• _GIVEN PROBLEM_: Across the material below, how many lines contain the word "hungry"? Give only the number.

Structured figure records
■ ■ ■ ■ ■ ■ ■

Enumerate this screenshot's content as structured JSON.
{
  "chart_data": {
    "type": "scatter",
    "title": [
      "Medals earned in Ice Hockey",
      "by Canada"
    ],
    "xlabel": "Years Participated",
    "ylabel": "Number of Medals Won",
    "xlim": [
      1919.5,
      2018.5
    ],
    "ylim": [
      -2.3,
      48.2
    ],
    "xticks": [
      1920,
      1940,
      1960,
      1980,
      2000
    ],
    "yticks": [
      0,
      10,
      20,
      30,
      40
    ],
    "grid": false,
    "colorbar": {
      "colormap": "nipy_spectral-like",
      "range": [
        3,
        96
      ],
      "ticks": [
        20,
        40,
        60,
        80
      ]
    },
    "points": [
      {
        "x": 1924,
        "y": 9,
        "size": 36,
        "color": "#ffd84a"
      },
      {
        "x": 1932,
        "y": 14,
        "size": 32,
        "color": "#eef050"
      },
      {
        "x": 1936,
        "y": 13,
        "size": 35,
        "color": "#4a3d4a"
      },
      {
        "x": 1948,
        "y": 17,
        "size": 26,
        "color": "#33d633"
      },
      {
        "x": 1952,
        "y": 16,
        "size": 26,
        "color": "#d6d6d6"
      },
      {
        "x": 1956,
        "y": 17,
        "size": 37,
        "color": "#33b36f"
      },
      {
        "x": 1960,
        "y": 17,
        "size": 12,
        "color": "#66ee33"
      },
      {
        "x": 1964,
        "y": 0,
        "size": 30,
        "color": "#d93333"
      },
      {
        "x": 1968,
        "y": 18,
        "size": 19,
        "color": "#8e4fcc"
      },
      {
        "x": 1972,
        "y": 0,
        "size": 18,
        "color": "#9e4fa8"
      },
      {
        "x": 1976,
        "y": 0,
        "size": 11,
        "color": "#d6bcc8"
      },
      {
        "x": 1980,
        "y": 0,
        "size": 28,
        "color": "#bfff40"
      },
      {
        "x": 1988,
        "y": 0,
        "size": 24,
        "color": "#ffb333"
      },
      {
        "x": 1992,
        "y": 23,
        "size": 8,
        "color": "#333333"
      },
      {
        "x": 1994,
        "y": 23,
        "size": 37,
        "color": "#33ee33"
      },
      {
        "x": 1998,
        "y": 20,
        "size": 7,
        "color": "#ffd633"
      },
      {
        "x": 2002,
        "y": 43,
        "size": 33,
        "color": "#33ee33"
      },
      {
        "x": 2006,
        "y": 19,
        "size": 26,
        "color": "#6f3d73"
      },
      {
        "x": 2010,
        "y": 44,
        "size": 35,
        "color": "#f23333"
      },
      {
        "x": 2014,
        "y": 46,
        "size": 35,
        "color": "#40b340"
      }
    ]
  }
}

■ ■ ■ ■ ■ ■ ■

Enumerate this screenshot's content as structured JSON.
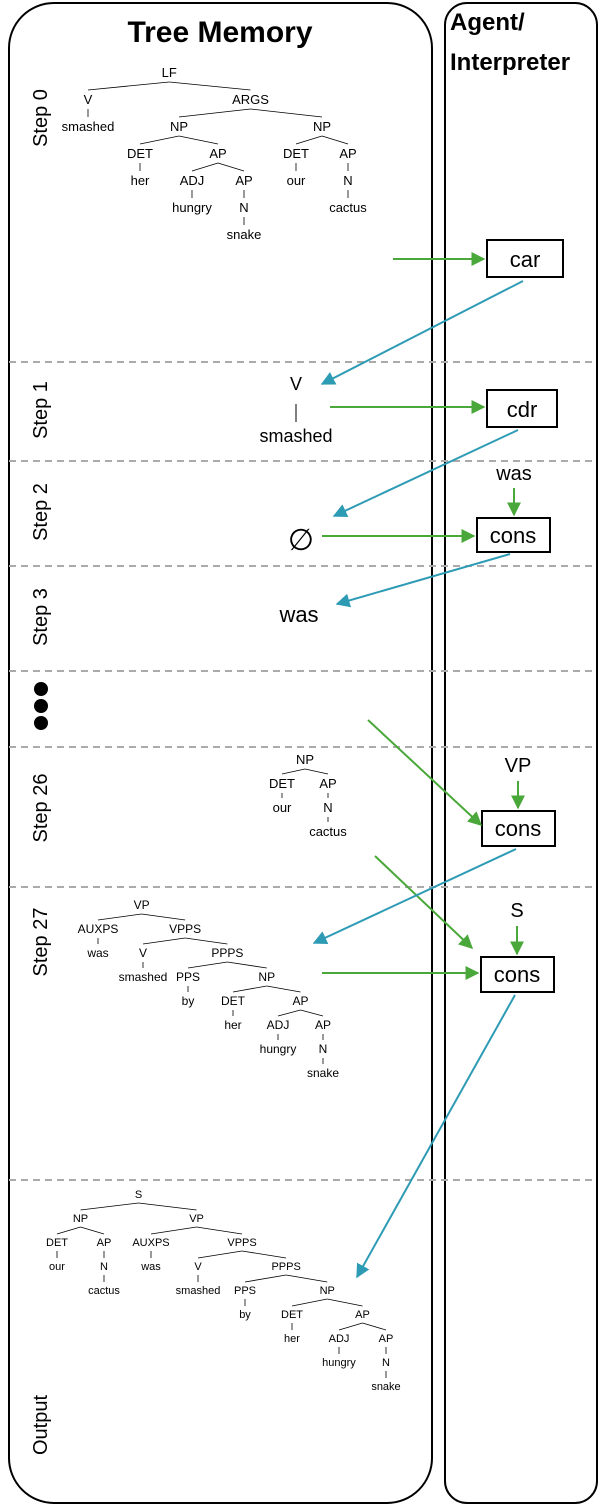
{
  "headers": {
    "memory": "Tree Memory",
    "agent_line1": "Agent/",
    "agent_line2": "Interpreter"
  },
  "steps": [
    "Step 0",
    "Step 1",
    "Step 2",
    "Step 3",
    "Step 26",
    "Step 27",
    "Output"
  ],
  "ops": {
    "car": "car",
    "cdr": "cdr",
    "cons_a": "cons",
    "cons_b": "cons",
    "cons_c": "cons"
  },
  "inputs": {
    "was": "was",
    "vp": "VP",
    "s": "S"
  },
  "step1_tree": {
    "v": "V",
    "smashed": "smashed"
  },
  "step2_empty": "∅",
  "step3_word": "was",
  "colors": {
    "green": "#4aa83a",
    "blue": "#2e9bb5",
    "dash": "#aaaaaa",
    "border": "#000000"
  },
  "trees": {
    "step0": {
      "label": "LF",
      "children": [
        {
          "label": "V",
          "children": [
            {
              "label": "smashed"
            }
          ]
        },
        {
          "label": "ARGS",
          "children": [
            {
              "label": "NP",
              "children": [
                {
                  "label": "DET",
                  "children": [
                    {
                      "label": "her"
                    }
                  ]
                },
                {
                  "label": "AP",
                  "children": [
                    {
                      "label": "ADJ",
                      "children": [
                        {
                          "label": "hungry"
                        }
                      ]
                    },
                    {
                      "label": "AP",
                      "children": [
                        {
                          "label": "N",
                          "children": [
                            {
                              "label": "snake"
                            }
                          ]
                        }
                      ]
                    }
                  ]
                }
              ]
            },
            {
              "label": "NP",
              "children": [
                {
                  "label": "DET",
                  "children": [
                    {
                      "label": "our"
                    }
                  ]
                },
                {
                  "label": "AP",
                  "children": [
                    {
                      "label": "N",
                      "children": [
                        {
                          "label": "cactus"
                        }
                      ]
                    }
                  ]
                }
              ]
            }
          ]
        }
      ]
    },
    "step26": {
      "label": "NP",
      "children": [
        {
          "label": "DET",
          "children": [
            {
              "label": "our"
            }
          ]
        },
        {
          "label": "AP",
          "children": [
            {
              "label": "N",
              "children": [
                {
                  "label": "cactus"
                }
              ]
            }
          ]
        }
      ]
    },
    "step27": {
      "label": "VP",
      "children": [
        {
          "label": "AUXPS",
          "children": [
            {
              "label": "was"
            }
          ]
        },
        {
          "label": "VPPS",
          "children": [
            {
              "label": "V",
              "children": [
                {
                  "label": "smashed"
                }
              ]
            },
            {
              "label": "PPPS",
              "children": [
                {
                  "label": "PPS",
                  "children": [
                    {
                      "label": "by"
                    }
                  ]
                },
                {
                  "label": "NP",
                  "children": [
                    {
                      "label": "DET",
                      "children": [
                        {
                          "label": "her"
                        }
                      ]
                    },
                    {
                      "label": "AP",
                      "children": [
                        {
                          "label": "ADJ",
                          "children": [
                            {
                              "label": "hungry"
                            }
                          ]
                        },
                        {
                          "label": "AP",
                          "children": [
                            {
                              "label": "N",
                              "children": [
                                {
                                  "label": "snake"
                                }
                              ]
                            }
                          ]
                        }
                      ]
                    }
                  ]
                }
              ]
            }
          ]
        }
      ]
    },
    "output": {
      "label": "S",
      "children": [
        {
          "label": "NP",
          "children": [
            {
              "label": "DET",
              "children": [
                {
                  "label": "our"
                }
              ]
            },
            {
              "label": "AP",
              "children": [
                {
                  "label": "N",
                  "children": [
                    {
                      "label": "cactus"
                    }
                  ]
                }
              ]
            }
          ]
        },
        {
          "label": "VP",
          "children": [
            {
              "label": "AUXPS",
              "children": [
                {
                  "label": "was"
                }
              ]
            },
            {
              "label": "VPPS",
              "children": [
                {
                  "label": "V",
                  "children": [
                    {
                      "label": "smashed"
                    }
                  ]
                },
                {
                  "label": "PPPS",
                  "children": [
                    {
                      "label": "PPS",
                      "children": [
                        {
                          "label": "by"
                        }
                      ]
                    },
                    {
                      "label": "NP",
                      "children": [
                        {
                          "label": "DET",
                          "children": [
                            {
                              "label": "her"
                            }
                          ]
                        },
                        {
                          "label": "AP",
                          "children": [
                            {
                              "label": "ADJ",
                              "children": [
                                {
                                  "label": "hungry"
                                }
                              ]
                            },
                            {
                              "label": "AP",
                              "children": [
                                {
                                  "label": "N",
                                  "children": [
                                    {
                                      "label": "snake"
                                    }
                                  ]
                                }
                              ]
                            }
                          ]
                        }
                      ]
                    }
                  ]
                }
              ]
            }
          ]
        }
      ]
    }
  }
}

■ ■ ■ ■ ■ ■ ■

• _CORRECT RESULT_: 3